Task description:
Check each line of the data for "this" and select those that have it.

[Rows from a figure dataset]
§ §

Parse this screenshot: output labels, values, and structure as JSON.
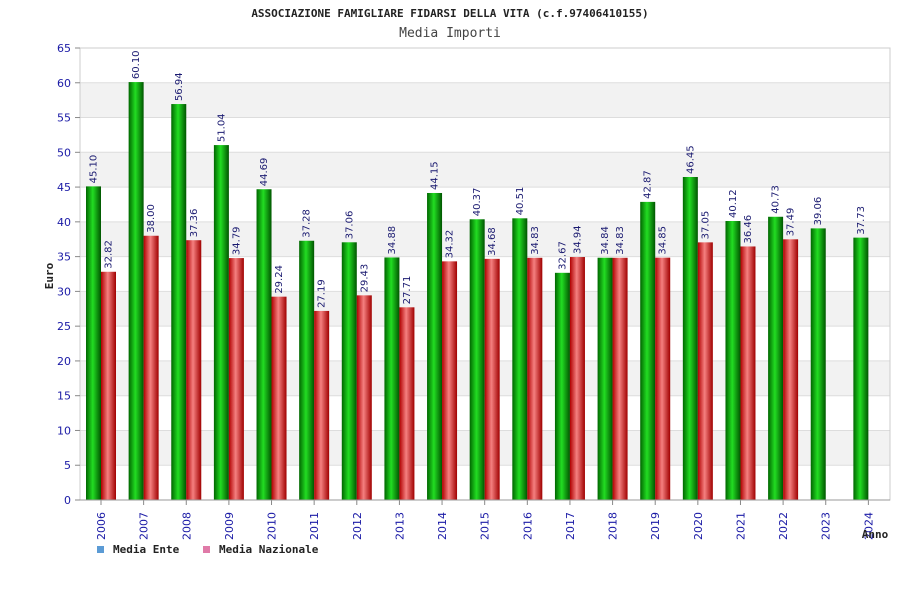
{
  "chart_data": {
    "type": "bar",
    "title": "ASSOCIAZIONE FAMIGLIARE FIDARSI DELLA VITA (c.f.97406410155)",
    "subtitle": "Media Importi",
    "xlabel": "Anno",
    "ylabel": "Euro",
    "ylim": [
      0,
      65
    ],
    "yticks": [
      0,
      5,
      10,
      15,
      20,
      25,
      30,
      35,
      40,
      45,
      50,
      55,
      60,
      65
    ],
    "grid": true,
    "legend_position": "bottom-left",
    "categories": [
      "2006",
      "2007",
      "2008",
      "2009",
      "2010",
      "2011",
      "2012",
      "2013",
      "2014",
      "2015",
      "2016",
      "2017",
      "2018",
      "2019",
      "2020",
      "2021",
      "2022",
      "2023",
      "2024"
    ],
    "series": [
      {
        "name": "Media Ente",
        "color": "#00bb00",
        "legend_color": "#5b9bd5",
        "values": [
          45.1,
          60.1,
          56.94,
          51.04,
          44.69,
          37.28,
          37.06,
          34.88,
          44.15,
          40.37,
          40.51,
          32.67,
          34.84,
          42.87,
          46.45,
          40.12,
          40.73,
          39.06,
          37.73
        ],
        "labels": [
          "45.10",
          "60.10",
          "56.94",
          "51.04",
          "44.69",
          "37.28",
          "37.06",
          "34.88",
          "44.15",
          "40.37",
          "40.51",
          "32.67",
          "34.84",
          "42.87",
          "46.45",
          "40.12",
          "40.73",
          "39.06",
          "37.73"
        ]
      },
      {
        "name": "Media Nazionale",
        "color": "#e83a3a",
        "legend_color": "#e07aa8",
        "values": [
          32.82,
          38.0,
          37.36,
          34.79,
          29.24,
          27.19,
          29.43,
          27.71,
          34.32,
          34.68,
          34.83,
          34.94,
          34.83,
          34.85,
          37.05,
          36.46,
          37.49,
          null,
          null
        ],
        "labels": [
          "32.82",
          "38.00",
          "37.36",
          "34.79",
          "29.24",
          "27.19",
          "29.43",
          "27.71",
          "34.32",
          "34.68",
          "34.83",
          "34.94",
          "34.83",
          "34.85",
          "37.05",
          "36.46",
          "37.49",
          null,
          null
        ]
      }
    ]
  }
}
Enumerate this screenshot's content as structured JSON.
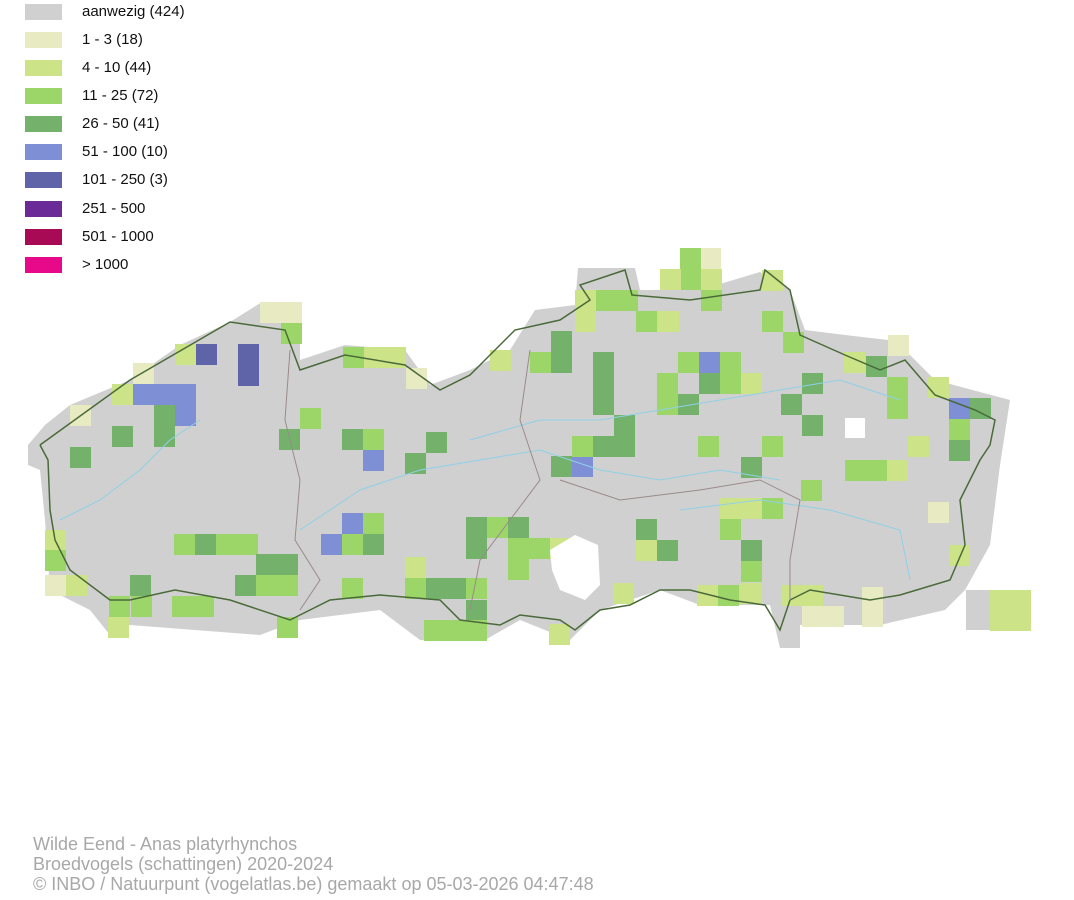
{
  "legend": {
    "items": [
      {
        "label": "aanwezig (424)",
        "color": "#d0d0d0"
      },
      {
        "label": "1 - 3 (18)",
        "color": "#e8ebc2"
      },
      {
        "label": "4 - 10 (44)",
        "color": "#cce388"
      },
      {
        "label": "11 - 25 (72)",
        "color": "#9dd668"
      },
      {
        "label": "26 - 50 (41)",
        "color": "#74b26c"
      },
      {
        "label": "51 - 100 (10)",
        "color": "#7f8fd6"
      },
      {
        "label": "101 - 250 (3)",
        "color": "#5f63a8"
      },
      {
        "label": "251 - 500",
        "color": "#6a2a98"
      },
      {
        "label": "501 - 1000",
        "color": "#a80a56"
      },
      {
        "label": "> 1000",
        "color": "#e8088a"
      }
    ]
  },
  "footer": {
    "lines": [
      "Wilde Eend - Anas platyrhynchos",
      "Broedvogels (schattingen) 2020-2024",
      "© INBO / Natuurpunt (vogelatlas.be) gemaakt op 05-03-2026 04:47:48"
    ]
  }
}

§ §

Solution to the problem:
Parse this screenshot: output labels, values, and structure as JSON.
Enumerate this screenshot's content as structured JSON.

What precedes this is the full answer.